(Data records)
━━━━
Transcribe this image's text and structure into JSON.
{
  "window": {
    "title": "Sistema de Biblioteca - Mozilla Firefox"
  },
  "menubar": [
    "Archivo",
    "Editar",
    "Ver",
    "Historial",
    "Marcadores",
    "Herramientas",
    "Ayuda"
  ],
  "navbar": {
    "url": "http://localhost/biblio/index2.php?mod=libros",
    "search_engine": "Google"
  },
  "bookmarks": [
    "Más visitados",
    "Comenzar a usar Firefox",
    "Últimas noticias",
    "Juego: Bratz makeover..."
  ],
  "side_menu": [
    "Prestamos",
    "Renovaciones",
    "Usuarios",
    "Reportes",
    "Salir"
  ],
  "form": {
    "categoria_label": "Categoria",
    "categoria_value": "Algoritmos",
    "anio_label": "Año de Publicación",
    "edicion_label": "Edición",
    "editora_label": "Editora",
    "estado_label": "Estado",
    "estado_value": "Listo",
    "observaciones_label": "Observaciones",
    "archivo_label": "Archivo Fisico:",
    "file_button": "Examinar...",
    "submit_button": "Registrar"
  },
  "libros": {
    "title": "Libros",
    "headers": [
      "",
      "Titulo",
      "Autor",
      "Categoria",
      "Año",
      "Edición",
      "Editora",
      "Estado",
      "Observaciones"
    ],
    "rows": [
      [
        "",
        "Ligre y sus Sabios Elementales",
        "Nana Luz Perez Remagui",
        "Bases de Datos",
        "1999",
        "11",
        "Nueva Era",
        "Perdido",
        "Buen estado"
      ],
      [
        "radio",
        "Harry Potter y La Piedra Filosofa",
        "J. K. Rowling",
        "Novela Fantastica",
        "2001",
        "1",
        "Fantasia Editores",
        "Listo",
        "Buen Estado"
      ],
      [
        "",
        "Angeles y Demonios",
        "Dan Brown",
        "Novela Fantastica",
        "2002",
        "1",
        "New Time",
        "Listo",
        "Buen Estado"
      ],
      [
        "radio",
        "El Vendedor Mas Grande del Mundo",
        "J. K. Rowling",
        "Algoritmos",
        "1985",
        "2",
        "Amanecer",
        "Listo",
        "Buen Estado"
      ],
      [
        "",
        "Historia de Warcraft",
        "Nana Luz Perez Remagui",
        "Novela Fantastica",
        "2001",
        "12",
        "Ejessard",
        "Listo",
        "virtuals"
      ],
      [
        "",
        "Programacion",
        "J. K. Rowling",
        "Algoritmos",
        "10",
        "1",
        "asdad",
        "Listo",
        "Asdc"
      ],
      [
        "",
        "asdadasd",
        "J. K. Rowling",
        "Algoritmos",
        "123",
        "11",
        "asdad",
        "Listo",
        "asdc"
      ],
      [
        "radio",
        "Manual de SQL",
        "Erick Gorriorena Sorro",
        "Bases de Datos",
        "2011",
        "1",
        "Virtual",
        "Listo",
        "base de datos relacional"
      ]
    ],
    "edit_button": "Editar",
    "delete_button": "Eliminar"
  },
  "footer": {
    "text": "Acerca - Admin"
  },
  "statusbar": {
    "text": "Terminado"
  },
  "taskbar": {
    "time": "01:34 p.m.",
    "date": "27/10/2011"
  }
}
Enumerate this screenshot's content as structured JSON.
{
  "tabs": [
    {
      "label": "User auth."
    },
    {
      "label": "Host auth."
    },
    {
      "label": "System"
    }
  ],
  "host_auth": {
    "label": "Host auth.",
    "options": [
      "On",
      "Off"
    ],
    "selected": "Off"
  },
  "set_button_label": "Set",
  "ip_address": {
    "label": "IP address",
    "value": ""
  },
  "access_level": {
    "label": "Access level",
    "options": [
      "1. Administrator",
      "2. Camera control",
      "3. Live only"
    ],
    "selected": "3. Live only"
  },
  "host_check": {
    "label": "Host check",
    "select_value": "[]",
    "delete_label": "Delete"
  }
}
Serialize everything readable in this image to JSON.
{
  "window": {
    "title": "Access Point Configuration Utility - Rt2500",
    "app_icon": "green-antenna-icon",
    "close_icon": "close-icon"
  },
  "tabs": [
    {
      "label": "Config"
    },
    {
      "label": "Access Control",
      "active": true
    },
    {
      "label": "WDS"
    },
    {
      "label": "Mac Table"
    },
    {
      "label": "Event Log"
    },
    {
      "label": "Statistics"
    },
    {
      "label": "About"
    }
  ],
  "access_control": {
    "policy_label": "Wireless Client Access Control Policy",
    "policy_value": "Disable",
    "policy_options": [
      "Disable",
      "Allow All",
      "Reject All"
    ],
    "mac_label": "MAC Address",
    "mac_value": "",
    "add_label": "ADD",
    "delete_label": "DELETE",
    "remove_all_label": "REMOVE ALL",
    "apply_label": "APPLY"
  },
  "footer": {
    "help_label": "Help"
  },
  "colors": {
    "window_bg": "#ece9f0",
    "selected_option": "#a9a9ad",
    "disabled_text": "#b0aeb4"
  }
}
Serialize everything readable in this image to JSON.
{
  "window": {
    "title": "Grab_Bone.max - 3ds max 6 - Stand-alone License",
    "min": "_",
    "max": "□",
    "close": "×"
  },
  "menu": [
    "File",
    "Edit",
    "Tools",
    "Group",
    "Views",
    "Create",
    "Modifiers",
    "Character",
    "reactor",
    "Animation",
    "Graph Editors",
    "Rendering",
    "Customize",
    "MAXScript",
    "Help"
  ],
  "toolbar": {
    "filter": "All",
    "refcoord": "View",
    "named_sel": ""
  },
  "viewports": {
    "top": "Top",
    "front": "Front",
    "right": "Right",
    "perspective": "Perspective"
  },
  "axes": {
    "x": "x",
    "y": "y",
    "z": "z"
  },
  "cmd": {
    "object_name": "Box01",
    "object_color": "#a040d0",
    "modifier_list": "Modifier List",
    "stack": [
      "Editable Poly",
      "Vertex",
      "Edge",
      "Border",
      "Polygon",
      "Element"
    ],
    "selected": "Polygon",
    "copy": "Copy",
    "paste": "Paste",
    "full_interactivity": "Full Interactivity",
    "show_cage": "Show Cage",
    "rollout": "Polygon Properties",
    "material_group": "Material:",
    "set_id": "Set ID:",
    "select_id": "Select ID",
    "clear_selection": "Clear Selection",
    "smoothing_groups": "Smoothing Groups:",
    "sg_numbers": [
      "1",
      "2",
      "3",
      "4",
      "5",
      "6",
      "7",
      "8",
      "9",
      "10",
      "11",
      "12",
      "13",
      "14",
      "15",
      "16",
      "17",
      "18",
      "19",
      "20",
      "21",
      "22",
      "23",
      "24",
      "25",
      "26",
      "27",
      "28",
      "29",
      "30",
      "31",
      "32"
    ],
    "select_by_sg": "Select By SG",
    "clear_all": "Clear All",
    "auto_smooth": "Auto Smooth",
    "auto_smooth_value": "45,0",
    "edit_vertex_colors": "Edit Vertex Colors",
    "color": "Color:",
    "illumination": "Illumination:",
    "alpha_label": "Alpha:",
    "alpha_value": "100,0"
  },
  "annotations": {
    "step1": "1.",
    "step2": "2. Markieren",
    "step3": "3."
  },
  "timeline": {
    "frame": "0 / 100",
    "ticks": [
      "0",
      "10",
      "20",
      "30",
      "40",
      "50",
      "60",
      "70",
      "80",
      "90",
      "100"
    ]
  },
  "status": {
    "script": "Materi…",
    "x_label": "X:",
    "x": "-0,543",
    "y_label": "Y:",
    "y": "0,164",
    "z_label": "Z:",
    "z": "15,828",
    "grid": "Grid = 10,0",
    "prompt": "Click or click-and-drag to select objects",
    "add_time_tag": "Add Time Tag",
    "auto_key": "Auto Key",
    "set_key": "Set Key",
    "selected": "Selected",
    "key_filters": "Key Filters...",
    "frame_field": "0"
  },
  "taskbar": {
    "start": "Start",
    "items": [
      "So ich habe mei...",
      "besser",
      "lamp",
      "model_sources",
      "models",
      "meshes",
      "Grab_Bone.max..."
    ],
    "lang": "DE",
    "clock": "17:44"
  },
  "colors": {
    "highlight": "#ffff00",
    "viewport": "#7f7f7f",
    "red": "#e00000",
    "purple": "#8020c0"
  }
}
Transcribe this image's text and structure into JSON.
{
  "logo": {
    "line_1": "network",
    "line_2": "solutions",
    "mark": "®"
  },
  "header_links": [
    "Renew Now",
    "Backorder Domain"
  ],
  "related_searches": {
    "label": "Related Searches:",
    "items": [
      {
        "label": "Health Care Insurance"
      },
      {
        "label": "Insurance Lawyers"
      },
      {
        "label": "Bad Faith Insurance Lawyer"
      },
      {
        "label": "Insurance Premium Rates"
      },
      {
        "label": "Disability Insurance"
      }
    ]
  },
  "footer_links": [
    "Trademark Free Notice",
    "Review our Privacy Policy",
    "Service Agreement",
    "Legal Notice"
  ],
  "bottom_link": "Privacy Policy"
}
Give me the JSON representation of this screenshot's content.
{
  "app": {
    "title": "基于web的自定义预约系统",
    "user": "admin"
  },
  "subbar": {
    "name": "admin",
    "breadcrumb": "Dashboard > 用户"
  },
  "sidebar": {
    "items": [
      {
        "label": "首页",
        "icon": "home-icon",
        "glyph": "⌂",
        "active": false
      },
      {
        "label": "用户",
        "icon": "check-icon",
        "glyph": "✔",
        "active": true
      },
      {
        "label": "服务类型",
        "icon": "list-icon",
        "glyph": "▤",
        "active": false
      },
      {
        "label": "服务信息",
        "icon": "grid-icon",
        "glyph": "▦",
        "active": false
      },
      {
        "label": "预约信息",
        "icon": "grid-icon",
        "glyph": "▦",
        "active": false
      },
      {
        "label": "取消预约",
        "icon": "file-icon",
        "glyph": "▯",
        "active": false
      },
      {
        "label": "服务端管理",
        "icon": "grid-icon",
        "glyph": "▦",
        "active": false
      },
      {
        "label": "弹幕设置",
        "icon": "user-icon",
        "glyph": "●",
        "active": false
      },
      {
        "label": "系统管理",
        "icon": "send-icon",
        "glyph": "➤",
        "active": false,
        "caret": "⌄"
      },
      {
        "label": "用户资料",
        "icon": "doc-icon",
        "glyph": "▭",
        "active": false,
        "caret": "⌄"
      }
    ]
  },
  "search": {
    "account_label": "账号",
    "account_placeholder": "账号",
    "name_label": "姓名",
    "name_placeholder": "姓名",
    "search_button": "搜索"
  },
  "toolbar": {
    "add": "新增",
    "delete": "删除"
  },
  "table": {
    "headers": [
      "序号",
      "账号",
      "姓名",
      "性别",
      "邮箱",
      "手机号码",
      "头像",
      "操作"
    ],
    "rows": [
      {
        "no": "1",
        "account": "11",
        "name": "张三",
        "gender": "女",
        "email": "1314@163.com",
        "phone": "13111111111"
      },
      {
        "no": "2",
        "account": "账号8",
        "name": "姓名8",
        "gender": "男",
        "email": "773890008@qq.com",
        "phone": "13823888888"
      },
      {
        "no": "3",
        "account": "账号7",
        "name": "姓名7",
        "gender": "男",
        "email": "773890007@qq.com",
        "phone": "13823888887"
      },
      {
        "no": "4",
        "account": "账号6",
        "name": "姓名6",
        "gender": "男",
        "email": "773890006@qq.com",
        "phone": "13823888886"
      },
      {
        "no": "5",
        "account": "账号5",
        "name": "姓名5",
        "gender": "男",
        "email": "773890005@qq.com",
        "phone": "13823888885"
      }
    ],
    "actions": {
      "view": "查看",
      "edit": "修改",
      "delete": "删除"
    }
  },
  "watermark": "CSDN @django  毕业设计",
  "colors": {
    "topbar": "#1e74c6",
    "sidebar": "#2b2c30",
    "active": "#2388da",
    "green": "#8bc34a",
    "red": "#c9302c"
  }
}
━━━━
(WHAT IS BEING ASKED)
Count the lines of the listing above that include the word "Polygon" and state the total with nothing else.

(WRITTEN SOLUTION)
3